[Objective]:
All entries are to be given again verbatim.

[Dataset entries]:

## BEGIN

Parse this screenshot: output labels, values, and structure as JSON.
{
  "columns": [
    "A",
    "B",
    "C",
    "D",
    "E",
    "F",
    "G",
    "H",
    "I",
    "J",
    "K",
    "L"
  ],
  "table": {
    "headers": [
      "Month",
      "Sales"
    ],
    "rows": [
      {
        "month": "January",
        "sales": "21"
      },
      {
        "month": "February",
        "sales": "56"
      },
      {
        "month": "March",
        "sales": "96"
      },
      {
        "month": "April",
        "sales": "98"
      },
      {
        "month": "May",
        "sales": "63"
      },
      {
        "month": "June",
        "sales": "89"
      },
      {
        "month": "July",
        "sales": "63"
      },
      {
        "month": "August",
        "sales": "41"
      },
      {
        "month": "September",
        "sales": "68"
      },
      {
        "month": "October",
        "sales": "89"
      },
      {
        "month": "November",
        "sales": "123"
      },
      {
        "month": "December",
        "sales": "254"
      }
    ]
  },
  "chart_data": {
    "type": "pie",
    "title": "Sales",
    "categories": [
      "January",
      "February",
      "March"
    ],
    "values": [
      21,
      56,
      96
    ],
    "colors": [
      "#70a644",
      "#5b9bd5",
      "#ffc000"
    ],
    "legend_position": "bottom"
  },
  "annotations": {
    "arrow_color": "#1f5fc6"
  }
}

## END

[Finished answer]:
Parse this screenshot: output labels, values, and structure as JSON.
{
  "columns": [
    "A",
    "B",
    "C",
    "D",
    "E",
    "F",
    "G",
    "H",
    "I",
    "J",
    "K",
    "L"
  ],
  "table": {
    "headers": [
      "Month",
      "Sales"
    ],
    "rows": [
      {
        "month": "January",
        "sales": "21"
      },
      {
        "month": "February",
        "sales": "56"
      },
      {
        "month": "March",
        "sales": "96"
      },
      {
        "month": "April",
        "sales": "98"
      },
      {
        "month": "May",
        "sales": "63"
      },
      {
        "month": "June",
        "sales": "89"
      },
      {
        "month": "July",
        "sales": "63"
      },
      {
        "month": "August",
        "sales": "41"
      },
      {
        "month": "September",
        "sales": "68"
      },
      {
        "month": "October",
        "sales": "89"
      },
      {
        "month": "November",
        "sales": "123"
      },
      {
        "month": "December",
        "sales": "254"
      }
    ]
  },
  "chart_data": {
    "type": "pie",
    "title": "Sales",
    "categories": [
      "January",
      "February",
      "March"
    ],
    "values": [
      21,
      56,
      96
    ],
    "colors": [
      "#70a644",
      "#5b9bd5",
      "#ffc000"
    ],
    "legend_position": "bottom"
  },
  "annotations": {
    "arrow_color": "#1f5fc6"
  }
}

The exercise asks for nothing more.